Dataset records:
○ ○ ○ ○ ○ ○ ○

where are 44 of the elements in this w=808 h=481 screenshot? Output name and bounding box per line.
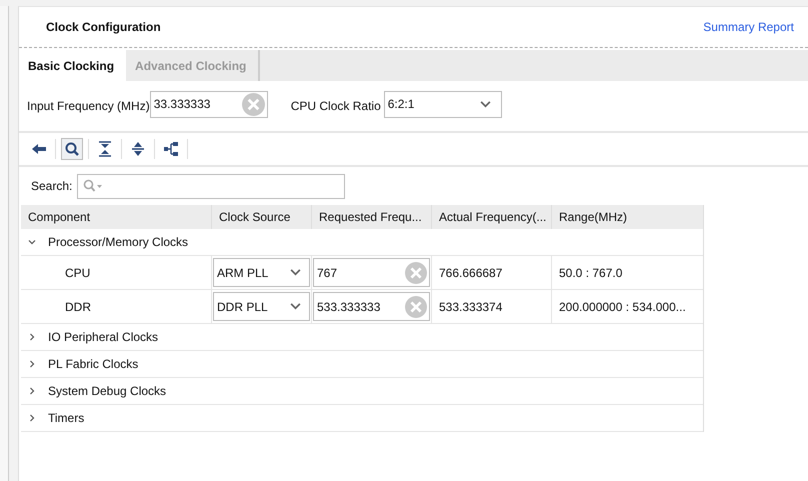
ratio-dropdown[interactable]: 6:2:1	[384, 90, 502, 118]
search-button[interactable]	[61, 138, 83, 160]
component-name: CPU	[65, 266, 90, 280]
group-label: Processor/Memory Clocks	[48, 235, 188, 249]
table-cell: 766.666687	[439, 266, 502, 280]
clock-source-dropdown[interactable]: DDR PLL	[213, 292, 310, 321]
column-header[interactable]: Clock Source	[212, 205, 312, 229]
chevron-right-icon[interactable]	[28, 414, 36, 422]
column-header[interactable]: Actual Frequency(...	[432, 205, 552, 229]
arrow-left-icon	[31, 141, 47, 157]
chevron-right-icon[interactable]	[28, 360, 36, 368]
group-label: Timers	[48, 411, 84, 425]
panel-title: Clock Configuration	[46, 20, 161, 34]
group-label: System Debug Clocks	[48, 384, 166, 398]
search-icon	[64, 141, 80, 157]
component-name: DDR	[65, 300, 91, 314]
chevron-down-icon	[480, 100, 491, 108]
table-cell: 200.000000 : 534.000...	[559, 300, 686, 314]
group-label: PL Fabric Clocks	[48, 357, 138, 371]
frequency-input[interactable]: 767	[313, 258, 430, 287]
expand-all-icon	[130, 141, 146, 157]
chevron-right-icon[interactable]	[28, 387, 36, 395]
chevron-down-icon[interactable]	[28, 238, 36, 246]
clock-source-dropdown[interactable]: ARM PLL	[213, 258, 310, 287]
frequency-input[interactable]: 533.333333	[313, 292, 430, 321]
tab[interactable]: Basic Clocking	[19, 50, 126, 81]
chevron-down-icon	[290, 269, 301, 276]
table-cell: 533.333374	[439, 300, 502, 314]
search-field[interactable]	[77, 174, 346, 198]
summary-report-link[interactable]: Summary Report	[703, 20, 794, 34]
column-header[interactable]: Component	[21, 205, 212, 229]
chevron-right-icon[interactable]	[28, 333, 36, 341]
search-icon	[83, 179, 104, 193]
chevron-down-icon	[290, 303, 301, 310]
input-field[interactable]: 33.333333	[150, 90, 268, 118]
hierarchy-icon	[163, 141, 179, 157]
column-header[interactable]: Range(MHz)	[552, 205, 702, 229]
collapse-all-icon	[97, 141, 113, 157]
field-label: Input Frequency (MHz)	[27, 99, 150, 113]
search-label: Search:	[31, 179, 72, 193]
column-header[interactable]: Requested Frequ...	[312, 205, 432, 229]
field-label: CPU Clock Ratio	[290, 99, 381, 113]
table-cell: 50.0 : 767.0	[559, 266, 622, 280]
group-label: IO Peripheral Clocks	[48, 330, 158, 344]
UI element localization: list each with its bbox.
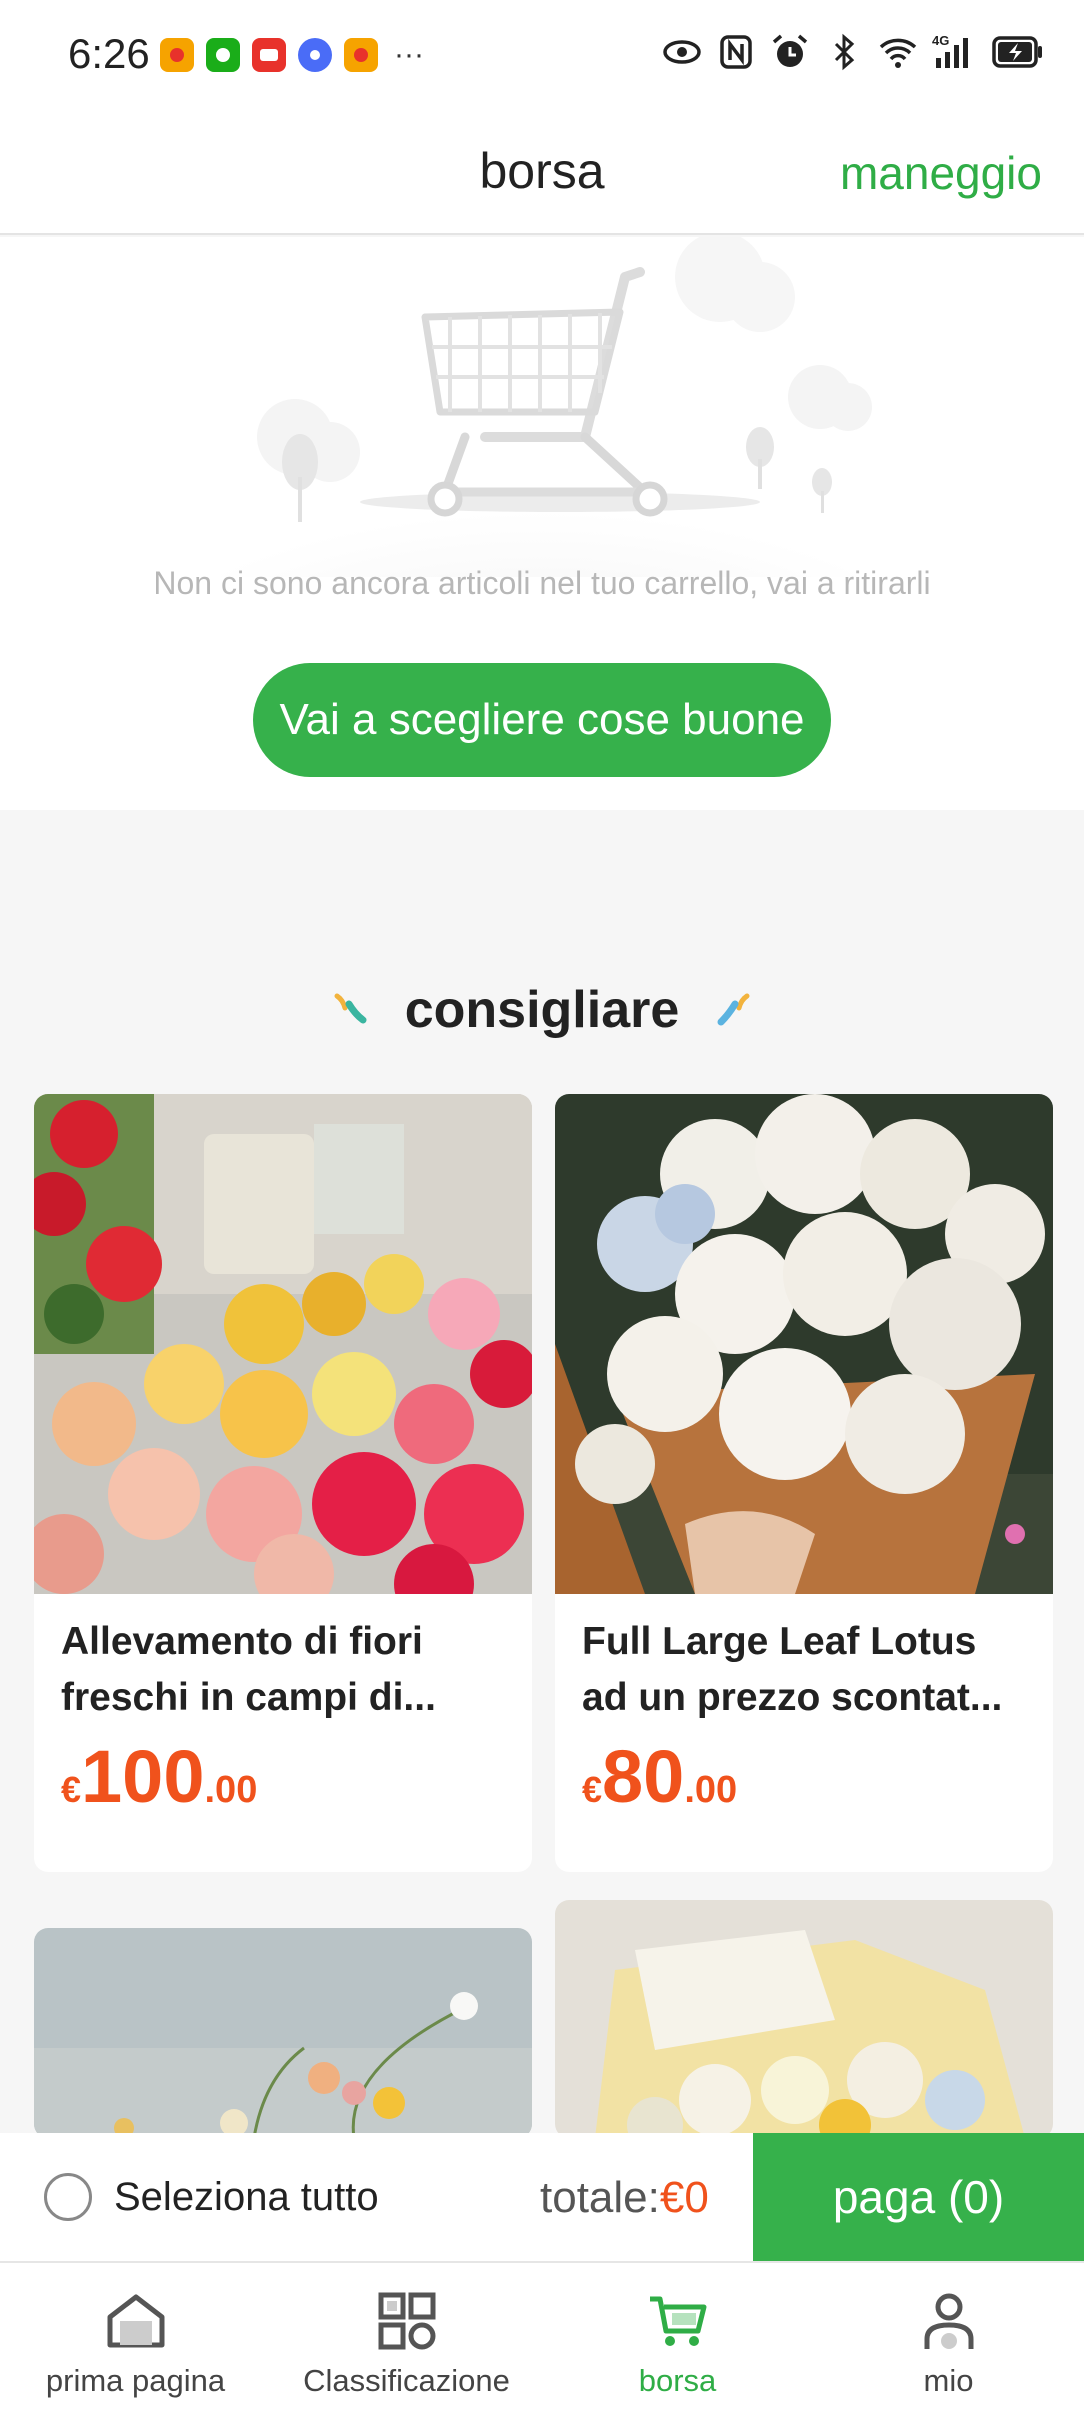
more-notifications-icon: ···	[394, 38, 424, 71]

○ ○ ○ ○ ○ ○ ○

Rewrite the material with every "group-label" replaced by "section-label" and nothing else changed. Omit the pictures from your answer.

▶ [Task result]:
where are 44 of the elements in this w=808 h=481 screenshot? Output name and bounding box per line.
ratio-dropdown[interactable]: 6:2:1	[384, 90, 502, 118]
search-button[interactable]	[61, 138, 83, 160]
component-name: CPU	[65, 266, 90, 280]
section-label: Processor/Memory Clocks	[48, 235, 188, 249]
table-cell: 766.666687	[439, 266, 502, 280]
clock-source-dropdown[interactable]: DDR PLL	[213, 292, 310, 321]
column-header[interactable]: Clock Source	[212, 205, 312, 229]
chevron-right-icon[interactable]	[28, 414, 36, 422]
column-header[interactable]: Actual Frequency(...	[432, 205, 552, 229]
arrow-left-icon	[31, 141, 47, 157]
chevron-right-icon[interactable]	[28, 360, 36, 368]
section-label: Timers	[48, 411, 84, 425]
panel-title: Clock Configuration	[46, 20, 161, 34]
section-label: System Debug Clocks	[48, 384, 166, 398]
search-icon	[64, 141, 80, 157]
component-name: DDR	[65, 300, 91, 314]
chevron-down-icon	[480, 100, 491, 108]
table-cell: 200.000000 : 534.000...	[559, 300, 686, 314]
section-label: PL Fabric Clocks	[48, 357, 138, 371]
frequency-input[interactable]: 767	[313, 258, 430, 287]
expand-all-icon	[130, 141, 146, 157]
chevron-right-icon[interactable]	[28, 387, 36, 395]
chevron-down-icon[interactable]	[28, 238, 36, 246]
clock-source-dropdown[interactable]: ARM PLL	[213, 258, 310, 287]
frequency-input[interactable]: 533.333333	[313, 292, 430, 321]
tab[interactable]: Basic Clocking	[19, 50, 126, 81]
chevron-down-icon	[290, 269, 301, 276]
table-cell: 533.333374	[439, 300, 502, 314]
search-field[interactable]	[77, 174, 346, 198]
summary-report-link[interactable]: Summary Report	[703, 20, 794, 34]
column-header[interactable]: Component	[21, 205, 212, 229]
chevron-right-icon[interactable]	[28, 333, 36, 341]
search-icon	[83, 179, 104, 193]
chevron-down-icon	[290, 303, 301, 310]
input-field[interactable]: 33.333333	[150, 90, 268, 118]
hierarchy-icon	[163, 141, 179, 157]
column-header[interactable]: Range(MHz)	[552, 205, 702, 229]
collapse-all-icon	[97, 141, 113, 157]
field-label: Input Frequency (MHz)	[27, 99, 150, 113]
search-label: Search:	[31, 179, 72, 193]
column-header[interactable]: Requested Frequ...	[312, 205, 432, 229]
field-label: CPU Clock Ratio	[290, 99, 381, 113]
table-cell: 50.0 : 767.0	[559, 266, 622, 280]
section-label: IO Peripheral Clocks	[48, 330, 158, 344]
UI element localization: list each with its bbox.
more-notifications-icon: ···	[394, 38, 424, 71]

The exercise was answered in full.